Records to use:

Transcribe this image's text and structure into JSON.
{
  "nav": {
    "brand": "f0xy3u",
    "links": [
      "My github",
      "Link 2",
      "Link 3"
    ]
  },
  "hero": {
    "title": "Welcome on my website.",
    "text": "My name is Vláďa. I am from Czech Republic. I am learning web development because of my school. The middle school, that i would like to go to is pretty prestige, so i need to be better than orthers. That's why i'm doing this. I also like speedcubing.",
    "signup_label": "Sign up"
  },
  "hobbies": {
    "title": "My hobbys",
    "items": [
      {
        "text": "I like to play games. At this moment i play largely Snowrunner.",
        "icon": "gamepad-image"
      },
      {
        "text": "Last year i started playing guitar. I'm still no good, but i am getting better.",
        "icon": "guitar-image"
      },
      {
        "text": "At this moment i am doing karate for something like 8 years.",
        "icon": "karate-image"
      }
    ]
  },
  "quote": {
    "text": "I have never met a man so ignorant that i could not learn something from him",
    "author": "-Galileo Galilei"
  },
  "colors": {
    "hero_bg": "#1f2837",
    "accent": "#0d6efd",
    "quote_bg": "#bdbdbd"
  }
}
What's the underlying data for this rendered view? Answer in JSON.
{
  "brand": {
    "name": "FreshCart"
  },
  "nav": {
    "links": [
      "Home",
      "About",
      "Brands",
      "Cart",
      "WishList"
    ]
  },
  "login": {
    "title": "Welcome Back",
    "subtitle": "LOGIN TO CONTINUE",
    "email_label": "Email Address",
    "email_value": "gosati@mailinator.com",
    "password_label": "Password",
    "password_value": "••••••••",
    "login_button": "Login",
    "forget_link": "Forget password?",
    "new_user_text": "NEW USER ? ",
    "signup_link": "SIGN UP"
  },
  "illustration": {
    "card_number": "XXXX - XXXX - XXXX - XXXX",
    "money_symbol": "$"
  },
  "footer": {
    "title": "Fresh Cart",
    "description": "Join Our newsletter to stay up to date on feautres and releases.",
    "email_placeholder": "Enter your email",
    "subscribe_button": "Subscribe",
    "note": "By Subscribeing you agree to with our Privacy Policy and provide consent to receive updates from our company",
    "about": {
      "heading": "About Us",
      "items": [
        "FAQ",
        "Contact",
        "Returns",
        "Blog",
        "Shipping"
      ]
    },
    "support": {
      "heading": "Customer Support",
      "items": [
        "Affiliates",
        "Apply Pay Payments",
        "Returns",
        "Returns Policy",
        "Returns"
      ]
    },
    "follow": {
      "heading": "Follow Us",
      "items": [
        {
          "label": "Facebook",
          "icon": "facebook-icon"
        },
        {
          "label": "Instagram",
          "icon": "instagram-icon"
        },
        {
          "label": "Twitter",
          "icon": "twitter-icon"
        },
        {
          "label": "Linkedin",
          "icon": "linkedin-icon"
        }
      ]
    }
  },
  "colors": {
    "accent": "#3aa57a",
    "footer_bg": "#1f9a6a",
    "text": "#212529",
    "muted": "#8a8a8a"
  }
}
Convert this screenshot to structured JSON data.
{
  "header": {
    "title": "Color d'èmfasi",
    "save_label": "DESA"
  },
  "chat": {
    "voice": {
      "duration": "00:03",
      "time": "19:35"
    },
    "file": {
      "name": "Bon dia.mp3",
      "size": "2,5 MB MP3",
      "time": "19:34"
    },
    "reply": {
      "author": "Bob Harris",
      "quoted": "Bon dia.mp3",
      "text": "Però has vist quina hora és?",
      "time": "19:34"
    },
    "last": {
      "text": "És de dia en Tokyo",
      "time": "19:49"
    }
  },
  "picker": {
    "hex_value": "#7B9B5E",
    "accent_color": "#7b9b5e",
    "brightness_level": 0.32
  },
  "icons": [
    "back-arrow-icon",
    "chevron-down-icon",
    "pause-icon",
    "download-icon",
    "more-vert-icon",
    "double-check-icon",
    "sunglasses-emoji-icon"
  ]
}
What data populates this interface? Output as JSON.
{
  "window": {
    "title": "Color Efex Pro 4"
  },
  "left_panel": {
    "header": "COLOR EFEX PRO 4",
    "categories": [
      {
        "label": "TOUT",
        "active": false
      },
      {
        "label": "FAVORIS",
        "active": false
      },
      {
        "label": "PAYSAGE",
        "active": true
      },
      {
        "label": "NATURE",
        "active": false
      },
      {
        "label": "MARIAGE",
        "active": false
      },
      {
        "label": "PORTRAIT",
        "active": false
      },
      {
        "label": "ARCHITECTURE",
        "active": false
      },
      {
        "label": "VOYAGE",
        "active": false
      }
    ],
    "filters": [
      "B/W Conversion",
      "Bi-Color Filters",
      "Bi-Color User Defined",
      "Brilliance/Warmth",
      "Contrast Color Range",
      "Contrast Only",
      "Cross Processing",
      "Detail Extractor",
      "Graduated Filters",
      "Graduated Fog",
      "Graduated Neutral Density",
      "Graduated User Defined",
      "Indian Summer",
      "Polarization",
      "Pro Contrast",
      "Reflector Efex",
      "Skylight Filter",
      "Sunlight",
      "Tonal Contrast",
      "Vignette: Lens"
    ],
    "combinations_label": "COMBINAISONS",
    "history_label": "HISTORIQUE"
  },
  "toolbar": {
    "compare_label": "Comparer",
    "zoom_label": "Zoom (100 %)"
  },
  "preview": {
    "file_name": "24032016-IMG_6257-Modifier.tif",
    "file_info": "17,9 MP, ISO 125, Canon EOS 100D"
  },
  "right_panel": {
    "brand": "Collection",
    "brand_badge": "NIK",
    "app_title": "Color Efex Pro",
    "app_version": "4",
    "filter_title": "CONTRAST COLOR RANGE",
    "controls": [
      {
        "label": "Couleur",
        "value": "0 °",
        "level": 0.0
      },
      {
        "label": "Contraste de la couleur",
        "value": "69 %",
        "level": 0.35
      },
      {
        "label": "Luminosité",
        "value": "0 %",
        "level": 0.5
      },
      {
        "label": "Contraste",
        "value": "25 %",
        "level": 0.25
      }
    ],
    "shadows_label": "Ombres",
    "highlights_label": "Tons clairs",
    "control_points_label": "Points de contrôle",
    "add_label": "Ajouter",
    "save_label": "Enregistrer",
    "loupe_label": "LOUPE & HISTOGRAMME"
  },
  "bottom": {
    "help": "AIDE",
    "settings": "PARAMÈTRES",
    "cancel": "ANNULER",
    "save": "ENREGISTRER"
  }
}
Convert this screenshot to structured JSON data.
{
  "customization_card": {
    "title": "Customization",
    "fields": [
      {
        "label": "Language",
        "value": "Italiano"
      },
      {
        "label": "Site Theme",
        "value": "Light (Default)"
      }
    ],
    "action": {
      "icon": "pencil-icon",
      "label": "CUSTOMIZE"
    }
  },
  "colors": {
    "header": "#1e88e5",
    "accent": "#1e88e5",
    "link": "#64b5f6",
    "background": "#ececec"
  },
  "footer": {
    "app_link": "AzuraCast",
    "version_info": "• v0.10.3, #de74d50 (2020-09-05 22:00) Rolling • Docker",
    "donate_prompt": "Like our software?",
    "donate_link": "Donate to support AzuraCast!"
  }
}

Given request: Every line that holds the word "karate" counts once; state the total number of such lines and nothing else.

Result for this task: 2